- Directions: Exactly as given, repeat all of the entries.
===== Rows
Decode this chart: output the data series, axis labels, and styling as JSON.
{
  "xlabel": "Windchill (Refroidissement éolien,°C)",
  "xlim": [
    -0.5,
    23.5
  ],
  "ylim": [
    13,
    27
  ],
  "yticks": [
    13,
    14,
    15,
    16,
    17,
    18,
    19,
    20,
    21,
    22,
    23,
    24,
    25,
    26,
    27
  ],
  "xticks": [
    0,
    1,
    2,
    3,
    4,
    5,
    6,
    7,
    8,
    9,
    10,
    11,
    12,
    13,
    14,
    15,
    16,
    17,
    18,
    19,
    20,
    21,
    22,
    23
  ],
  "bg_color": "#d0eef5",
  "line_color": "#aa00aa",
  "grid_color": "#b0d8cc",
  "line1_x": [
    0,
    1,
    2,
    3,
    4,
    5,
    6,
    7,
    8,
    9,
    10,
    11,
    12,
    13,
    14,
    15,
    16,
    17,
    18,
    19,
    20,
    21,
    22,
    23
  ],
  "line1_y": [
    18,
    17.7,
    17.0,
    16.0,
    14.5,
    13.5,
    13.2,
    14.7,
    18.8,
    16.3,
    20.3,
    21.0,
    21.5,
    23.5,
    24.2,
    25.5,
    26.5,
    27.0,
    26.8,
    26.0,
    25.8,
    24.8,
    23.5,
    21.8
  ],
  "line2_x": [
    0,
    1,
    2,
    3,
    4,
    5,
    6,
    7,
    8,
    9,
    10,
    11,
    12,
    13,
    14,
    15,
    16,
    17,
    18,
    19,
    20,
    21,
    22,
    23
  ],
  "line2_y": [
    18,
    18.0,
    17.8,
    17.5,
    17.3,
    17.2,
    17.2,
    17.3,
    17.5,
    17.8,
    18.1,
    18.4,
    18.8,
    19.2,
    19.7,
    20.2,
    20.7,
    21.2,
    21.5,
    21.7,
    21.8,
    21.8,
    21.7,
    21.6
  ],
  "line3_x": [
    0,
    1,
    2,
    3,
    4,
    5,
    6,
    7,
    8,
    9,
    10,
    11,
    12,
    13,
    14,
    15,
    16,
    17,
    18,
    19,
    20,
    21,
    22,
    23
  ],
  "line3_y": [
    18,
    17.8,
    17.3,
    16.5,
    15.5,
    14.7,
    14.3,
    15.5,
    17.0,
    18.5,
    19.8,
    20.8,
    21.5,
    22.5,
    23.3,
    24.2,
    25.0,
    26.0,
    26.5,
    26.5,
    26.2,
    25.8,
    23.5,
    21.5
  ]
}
==========
- Correct answer:
Decode this chart: output the data series, axis labels, and styling as JSON.
{
  "xlabel": "Windchill (Refroidissement éolien,°C)",
  "xlim": [
    -0.5,
    23.5
  ],
  "ylim": [
    13,
    27
  ],
  "yticks": [
    13,
    14,
    15,
    16,
    17,
    18,
    19,
    20,
    21,
    22,
    23,
    24,
    25,
    26,
    27
  ],
  "xticks": [
    0,
    1,
    2,
    3,
    4,
    5,
    6,
    7,
    8,
    9,
    10,
    11,
    12,
    13,
    14,
    15,
    16,
    17,
    18,
    19,
    20,
    21,
    22,
    23
  ],
  "bg_color": "#d0eef5",
  "line_color": "#aa00aa",
  "grid_color": "#b0d8cc",
  "line1_x": [
    0,
    1,
    2,
    3,
    4,
    5,
    6,
    7,
    8,
    9,
    10,
    11,
    12,
    13,
    14,
    15,
    16,
    17,
    18,
    19,
    20,
    21,
    22,
    23
  ],
  "line1_y": [
    18,
    17.7,
    17.0,
    16.0,
    14.5,
    13.5,
    13.2,
    14.7,
    18.8,
    16.3,
    20.3,
    21.0,
    21.5,
    23.5,
    24.2,
    25.5,
    26.5,
    27.0,
    26.8,
    26.0,
    25.8,
    24.8,
    23.5,
    21.8
  ],
  "line2_x": [
    0,
    1,
    2,
    3,
    4,
    5,
    6,
    7,
    8,
    9,
    10,
    11,
    12,
    13,
    14,
    15,
    16,
    17,
    18,
    19,
    20,
    21,
    22,
    23
  ],
  "line2_y": [
    18,
    18.0,
    17.8,
    17.5,
    17.3,
    17.2,
    17.2,
    17.3,
    17.5,
    17.8,
    18.1,
    18.4,
    18.8,
    19.2,
    19.7,
    20.2,
    20.7,
    21.2,
    21.5,
    21.7,
    21.8,
    21.8,
    21.7,
    21.6
  ],
  "line3_x": [
    0,
    1,
    2,
    3,
    4,
    5,
    6,
    7,
    8,
    9,
    10,
    11,
    12,
    13,
    14,
    15,
    16,
    17,
    18,
    19,
    20,
    21,
    22,
    23
  ],
  "line3_y": [
    18,
    17.8,
    17.3,
    16.5,
    15.5,
    14.7,
    14.3,
    15.5,
    17.0,
    18.5,
    19.8,
    20.8,
    21.5,
    22.5,
    23.3,
    24.2,
    25.0,
    26.0,
    26.5,
    26.5,
    26.2,
    25.8,
    23.5,
    21.5
  ]
}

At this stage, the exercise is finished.